Extracted data entries:
'''
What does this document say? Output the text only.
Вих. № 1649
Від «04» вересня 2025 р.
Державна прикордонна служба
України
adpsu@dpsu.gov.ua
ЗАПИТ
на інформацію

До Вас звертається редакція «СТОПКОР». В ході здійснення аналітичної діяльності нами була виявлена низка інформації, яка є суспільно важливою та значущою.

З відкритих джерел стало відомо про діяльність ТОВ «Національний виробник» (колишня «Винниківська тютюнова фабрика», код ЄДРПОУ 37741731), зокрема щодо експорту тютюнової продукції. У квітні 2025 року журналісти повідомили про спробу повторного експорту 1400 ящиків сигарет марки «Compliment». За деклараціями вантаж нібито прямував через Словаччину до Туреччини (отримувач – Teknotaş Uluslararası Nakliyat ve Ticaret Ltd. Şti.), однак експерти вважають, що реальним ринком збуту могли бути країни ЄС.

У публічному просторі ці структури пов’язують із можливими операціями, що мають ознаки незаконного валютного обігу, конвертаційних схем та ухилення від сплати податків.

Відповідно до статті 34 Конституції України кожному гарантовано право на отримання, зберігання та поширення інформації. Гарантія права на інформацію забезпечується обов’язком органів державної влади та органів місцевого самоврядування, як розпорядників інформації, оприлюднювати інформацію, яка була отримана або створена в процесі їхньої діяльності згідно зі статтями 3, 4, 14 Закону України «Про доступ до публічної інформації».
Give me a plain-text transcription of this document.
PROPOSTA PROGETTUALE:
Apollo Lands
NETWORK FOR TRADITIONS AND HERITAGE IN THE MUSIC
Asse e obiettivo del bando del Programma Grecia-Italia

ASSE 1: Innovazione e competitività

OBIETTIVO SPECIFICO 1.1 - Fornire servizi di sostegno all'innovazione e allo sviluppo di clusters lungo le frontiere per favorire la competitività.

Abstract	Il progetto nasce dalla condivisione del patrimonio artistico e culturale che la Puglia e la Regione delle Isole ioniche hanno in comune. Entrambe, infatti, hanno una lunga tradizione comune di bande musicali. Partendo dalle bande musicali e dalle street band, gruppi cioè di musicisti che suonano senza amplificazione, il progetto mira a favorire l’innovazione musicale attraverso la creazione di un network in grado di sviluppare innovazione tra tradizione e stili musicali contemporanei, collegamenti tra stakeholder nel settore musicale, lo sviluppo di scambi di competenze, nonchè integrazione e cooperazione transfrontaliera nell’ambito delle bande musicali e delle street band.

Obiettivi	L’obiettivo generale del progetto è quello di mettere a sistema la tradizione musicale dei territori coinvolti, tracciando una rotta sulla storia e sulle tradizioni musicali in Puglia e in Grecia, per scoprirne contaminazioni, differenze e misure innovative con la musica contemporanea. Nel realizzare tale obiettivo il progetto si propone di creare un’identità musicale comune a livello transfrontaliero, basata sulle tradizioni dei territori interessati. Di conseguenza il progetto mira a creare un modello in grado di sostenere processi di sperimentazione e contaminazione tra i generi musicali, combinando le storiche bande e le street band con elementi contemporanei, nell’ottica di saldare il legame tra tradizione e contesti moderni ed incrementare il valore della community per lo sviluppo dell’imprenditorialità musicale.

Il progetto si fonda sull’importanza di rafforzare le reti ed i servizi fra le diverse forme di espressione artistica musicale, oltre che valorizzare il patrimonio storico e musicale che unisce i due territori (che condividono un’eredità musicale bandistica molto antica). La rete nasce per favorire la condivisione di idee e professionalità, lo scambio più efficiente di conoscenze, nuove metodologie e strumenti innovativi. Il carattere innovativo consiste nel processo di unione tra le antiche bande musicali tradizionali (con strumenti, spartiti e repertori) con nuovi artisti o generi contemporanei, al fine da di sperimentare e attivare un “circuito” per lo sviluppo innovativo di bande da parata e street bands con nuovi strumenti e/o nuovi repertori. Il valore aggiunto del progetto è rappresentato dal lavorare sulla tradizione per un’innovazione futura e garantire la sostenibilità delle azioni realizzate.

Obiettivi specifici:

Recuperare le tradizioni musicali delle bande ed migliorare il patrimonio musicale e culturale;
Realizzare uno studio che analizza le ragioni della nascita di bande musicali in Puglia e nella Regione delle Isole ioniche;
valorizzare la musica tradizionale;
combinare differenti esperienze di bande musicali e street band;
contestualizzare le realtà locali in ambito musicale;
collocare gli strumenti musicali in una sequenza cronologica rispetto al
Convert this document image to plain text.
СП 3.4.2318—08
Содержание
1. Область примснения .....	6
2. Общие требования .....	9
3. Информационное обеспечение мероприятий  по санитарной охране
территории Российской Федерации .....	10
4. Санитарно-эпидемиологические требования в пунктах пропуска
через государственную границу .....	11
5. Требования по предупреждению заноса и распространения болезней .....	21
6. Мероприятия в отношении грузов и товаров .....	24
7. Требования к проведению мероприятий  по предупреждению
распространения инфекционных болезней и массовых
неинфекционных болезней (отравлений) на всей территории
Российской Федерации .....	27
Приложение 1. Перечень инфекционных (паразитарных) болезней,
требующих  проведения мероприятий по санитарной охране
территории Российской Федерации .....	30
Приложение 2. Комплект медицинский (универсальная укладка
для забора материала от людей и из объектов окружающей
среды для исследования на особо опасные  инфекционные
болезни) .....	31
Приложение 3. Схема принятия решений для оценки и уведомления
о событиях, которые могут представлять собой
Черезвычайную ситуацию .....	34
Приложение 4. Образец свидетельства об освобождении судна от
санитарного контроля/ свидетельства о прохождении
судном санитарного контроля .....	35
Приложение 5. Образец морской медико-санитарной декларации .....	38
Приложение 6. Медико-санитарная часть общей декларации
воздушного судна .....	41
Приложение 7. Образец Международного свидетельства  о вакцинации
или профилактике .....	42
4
'''
Identify the lines of the entries containing the string "this". Copy each such line.

What does this document say? Output the text only.
Give me a plain-text transcription of this document.
Convert this document image to plain text.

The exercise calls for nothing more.